(Dataset listings of figures)
-------

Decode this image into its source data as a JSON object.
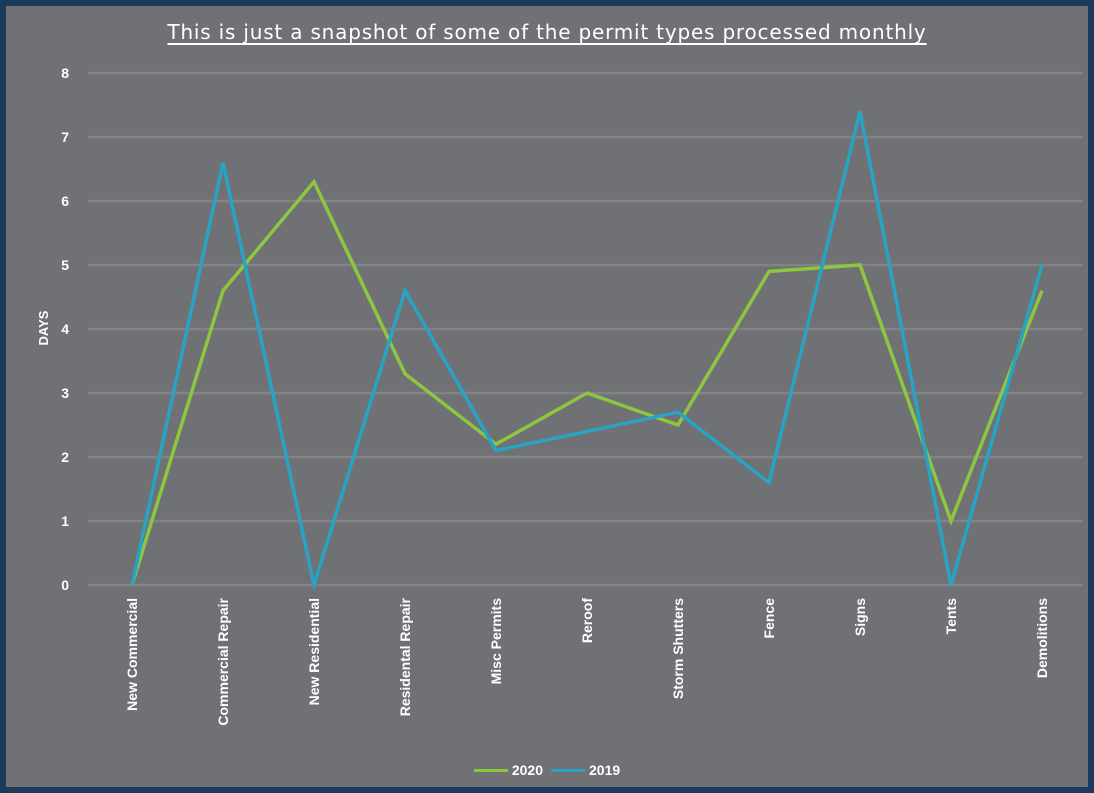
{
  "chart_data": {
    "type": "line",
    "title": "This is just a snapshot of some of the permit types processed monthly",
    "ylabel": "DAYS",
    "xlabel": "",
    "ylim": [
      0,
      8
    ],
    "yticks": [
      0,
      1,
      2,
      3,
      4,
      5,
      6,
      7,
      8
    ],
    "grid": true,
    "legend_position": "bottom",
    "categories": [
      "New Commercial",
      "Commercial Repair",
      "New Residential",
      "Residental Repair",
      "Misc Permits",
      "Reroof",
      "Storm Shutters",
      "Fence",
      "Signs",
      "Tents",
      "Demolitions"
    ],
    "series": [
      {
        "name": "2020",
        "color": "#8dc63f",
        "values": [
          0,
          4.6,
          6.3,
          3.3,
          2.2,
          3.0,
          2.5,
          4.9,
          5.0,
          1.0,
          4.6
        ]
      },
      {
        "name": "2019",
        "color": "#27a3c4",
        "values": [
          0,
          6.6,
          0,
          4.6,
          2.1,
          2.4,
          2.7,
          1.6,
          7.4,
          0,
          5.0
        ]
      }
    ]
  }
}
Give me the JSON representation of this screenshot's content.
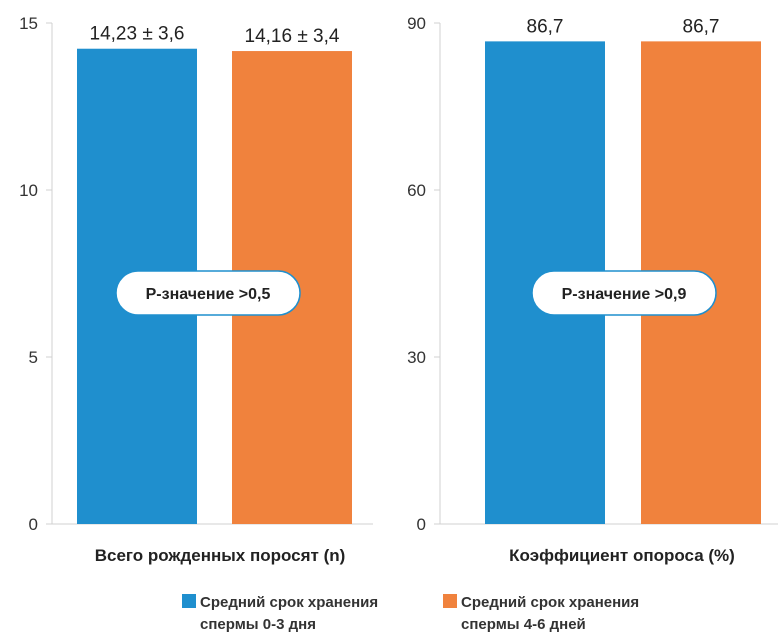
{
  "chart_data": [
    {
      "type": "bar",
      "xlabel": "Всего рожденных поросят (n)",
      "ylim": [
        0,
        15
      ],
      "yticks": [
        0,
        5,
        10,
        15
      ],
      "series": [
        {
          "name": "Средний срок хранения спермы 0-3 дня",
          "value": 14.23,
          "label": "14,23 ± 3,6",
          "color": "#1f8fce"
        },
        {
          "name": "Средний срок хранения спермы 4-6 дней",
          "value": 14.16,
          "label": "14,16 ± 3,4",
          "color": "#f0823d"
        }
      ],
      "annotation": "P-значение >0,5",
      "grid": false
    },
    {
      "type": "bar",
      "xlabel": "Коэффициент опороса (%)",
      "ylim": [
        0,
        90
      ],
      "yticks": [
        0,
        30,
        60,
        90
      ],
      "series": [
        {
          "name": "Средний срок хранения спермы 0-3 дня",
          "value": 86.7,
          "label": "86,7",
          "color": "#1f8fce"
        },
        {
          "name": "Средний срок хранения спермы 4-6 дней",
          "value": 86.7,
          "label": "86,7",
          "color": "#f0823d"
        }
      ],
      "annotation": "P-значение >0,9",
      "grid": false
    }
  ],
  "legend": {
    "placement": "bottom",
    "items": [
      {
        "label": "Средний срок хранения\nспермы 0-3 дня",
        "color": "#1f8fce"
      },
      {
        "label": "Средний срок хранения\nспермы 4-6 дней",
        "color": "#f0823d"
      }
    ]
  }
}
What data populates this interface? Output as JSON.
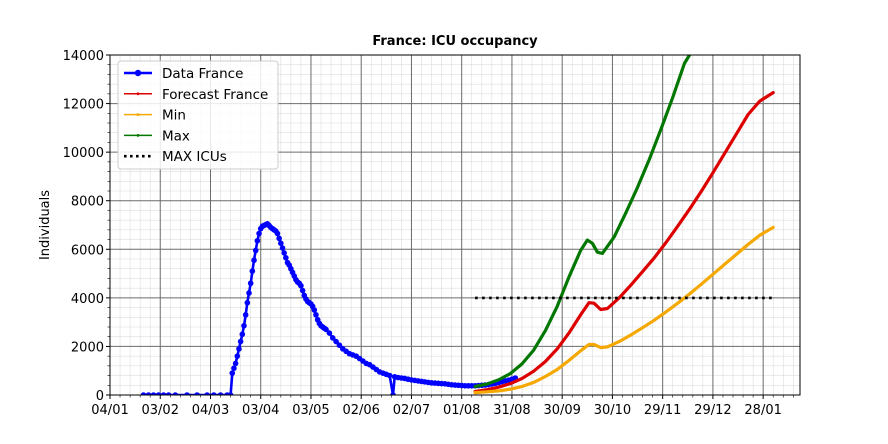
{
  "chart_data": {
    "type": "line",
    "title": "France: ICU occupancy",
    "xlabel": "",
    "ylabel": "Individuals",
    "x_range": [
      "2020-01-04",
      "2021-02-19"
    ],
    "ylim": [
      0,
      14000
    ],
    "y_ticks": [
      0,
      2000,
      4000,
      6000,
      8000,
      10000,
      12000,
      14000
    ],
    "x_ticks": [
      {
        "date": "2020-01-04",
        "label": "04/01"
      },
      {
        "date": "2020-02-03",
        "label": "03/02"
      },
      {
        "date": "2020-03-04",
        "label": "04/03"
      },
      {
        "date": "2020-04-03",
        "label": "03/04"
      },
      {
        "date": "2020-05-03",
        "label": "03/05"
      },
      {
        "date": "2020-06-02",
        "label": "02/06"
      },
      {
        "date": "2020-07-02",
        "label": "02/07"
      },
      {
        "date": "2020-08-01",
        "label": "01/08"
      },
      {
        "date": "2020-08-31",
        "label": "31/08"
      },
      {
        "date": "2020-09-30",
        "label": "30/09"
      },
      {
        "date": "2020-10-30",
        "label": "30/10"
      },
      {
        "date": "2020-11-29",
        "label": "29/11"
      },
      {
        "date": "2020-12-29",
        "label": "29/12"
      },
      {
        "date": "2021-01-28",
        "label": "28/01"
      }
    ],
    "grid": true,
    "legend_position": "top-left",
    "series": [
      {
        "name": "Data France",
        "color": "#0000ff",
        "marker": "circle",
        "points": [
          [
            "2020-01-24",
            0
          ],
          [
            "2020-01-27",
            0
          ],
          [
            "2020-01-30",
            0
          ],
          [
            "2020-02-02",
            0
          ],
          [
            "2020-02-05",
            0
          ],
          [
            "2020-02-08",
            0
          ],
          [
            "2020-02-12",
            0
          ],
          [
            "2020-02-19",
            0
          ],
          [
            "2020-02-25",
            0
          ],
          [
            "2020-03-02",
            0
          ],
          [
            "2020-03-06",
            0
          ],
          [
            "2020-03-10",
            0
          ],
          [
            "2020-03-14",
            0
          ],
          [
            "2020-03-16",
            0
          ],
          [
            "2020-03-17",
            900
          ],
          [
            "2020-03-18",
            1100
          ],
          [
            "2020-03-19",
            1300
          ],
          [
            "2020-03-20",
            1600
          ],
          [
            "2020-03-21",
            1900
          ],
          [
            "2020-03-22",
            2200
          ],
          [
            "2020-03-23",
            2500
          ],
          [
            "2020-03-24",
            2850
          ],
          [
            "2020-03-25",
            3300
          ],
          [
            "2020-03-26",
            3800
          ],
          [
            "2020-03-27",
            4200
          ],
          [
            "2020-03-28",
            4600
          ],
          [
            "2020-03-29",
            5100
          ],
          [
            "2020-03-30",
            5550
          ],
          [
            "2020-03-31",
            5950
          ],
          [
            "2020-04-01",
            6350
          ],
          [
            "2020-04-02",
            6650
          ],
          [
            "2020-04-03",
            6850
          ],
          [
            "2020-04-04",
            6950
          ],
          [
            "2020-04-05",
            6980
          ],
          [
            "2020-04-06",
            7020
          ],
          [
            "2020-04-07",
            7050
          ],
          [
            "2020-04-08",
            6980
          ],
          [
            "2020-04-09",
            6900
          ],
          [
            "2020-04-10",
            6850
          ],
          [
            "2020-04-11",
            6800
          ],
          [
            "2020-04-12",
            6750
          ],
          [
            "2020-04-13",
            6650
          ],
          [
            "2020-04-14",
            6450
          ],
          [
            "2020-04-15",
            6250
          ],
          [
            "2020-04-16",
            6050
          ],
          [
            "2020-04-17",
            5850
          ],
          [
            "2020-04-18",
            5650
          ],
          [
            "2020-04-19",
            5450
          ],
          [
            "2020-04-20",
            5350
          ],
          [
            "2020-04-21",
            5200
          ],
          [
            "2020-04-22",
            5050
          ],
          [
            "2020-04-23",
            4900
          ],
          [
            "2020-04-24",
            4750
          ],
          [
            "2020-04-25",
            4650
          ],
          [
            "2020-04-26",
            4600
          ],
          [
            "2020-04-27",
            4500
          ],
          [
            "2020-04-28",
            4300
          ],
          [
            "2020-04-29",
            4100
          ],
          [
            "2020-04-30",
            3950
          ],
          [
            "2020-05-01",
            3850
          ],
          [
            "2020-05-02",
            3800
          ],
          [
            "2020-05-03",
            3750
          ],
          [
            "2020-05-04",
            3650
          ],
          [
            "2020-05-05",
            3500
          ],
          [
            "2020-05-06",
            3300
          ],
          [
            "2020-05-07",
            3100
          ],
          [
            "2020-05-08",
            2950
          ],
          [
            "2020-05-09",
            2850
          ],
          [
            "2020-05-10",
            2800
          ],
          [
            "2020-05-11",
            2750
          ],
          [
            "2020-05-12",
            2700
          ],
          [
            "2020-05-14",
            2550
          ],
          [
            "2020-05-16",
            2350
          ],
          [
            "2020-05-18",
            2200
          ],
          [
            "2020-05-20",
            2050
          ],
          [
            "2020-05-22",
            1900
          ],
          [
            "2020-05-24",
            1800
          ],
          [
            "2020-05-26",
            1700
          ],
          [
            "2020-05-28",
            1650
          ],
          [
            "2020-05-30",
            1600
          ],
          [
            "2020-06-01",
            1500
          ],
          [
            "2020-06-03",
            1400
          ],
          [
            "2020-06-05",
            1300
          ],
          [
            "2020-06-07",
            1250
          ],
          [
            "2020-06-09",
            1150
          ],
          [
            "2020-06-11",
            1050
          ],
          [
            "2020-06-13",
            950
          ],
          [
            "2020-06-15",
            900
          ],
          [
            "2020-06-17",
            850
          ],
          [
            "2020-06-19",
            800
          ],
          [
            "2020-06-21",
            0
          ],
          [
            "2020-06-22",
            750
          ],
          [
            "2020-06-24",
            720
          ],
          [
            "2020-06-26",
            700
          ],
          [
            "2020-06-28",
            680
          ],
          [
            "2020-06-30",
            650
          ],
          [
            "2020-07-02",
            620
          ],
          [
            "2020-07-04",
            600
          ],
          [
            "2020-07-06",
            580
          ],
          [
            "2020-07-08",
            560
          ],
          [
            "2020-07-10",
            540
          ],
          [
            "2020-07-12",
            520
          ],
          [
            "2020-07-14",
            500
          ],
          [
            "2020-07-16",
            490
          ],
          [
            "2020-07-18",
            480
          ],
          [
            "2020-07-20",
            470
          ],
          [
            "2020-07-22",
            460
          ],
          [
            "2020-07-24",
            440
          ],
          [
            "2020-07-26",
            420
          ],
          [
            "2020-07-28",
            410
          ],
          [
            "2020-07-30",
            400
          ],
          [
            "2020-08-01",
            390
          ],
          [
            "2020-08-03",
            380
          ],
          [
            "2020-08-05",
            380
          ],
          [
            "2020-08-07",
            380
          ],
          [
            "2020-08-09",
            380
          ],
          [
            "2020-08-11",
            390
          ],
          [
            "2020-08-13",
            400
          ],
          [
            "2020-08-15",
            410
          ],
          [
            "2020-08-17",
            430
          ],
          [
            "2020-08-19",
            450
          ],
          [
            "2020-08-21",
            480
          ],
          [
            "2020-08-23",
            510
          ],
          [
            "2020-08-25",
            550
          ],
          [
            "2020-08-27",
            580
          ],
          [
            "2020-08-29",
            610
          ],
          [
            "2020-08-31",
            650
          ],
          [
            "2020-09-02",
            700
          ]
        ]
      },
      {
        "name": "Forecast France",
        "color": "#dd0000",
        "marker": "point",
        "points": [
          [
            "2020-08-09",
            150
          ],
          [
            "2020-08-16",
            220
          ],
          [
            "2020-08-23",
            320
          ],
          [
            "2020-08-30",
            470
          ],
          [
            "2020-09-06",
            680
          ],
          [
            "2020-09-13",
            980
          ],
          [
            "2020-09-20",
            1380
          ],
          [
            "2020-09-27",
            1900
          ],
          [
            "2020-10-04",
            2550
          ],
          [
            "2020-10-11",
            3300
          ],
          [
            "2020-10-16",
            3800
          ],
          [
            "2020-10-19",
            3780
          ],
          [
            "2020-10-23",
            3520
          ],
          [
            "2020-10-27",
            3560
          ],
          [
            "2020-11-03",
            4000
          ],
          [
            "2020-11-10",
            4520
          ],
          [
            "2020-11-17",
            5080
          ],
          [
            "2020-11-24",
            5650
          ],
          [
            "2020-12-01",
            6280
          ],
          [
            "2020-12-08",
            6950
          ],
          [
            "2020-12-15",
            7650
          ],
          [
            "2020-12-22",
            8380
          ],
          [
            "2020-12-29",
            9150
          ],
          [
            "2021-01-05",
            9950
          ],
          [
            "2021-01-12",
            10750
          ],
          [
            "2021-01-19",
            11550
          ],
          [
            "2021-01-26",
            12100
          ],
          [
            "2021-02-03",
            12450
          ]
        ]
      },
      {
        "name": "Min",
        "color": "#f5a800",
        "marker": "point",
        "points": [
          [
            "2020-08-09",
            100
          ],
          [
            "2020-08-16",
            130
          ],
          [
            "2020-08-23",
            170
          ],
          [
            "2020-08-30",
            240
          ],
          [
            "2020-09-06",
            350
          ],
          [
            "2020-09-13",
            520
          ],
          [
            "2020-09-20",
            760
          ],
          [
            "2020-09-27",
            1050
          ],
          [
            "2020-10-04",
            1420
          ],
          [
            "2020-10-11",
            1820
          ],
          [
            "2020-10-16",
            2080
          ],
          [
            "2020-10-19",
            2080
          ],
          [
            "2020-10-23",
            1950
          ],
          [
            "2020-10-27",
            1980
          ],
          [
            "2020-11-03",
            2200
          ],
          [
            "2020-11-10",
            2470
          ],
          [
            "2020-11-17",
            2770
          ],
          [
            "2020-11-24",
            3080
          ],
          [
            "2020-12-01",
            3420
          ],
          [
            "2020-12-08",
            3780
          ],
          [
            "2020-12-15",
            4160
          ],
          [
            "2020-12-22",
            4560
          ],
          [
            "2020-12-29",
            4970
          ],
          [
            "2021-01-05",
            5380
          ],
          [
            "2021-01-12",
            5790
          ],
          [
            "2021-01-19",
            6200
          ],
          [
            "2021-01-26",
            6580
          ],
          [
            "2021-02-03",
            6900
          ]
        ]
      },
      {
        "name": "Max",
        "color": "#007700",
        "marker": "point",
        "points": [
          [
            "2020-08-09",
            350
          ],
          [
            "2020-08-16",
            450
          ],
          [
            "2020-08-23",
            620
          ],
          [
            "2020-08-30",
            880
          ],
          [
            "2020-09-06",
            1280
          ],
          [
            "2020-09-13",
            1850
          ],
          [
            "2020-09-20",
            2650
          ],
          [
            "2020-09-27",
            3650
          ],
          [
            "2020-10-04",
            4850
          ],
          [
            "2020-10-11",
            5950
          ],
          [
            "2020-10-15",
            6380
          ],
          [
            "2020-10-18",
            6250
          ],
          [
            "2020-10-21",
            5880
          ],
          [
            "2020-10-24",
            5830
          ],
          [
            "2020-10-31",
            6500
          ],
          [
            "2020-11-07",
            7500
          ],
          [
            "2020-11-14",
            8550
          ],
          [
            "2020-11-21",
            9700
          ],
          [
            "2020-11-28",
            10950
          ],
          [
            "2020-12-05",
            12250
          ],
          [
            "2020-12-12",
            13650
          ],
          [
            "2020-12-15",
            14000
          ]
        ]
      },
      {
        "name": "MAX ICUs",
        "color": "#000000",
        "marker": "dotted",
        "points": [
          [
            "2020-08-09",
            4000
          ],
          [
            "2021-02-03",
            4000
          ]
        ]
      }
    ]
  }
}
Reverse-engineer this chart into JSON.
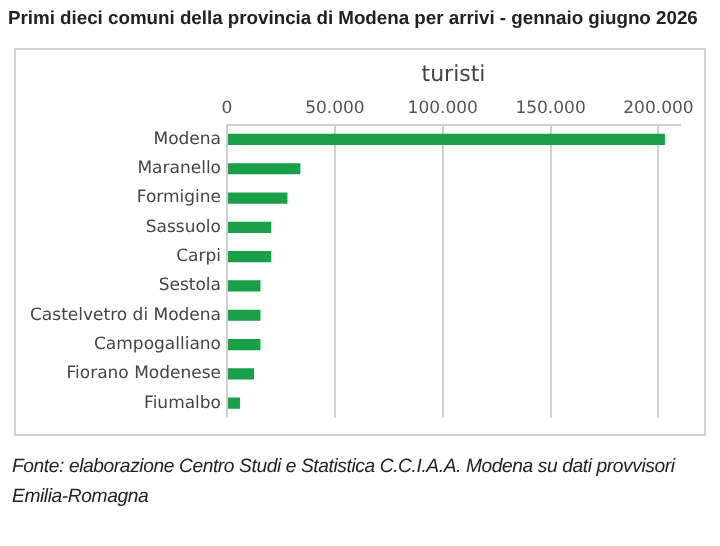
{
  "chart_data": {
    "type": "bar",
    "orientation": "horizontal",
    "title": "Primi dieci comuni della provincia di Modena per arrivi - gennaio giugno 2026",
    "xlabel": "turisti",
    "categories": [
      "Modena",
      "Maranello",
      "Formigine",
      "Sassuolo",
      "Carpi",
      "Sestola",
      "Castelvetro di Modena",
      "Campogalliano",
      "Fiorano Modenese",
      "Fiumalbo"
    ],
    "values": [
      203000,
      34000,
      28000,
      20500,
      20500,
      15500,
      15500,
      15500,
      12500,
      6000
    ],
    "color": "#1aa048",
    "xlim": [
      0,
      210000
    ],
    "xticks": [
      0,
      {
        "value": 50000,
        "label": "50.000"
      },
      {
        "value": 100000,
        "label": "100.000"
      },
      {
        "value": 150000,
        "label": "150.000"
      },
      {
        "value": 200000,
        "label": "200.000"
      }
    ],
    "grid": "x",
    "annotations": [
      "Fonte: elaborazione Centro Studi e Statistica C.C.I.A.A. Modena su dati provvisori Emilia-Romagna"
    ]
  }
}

-------

Given task: Identify each line holding the string "into", and copy it out.

Exercise response:
Decode this image into its source data as a JSON object.
Reverse-engineer this chart into JSON.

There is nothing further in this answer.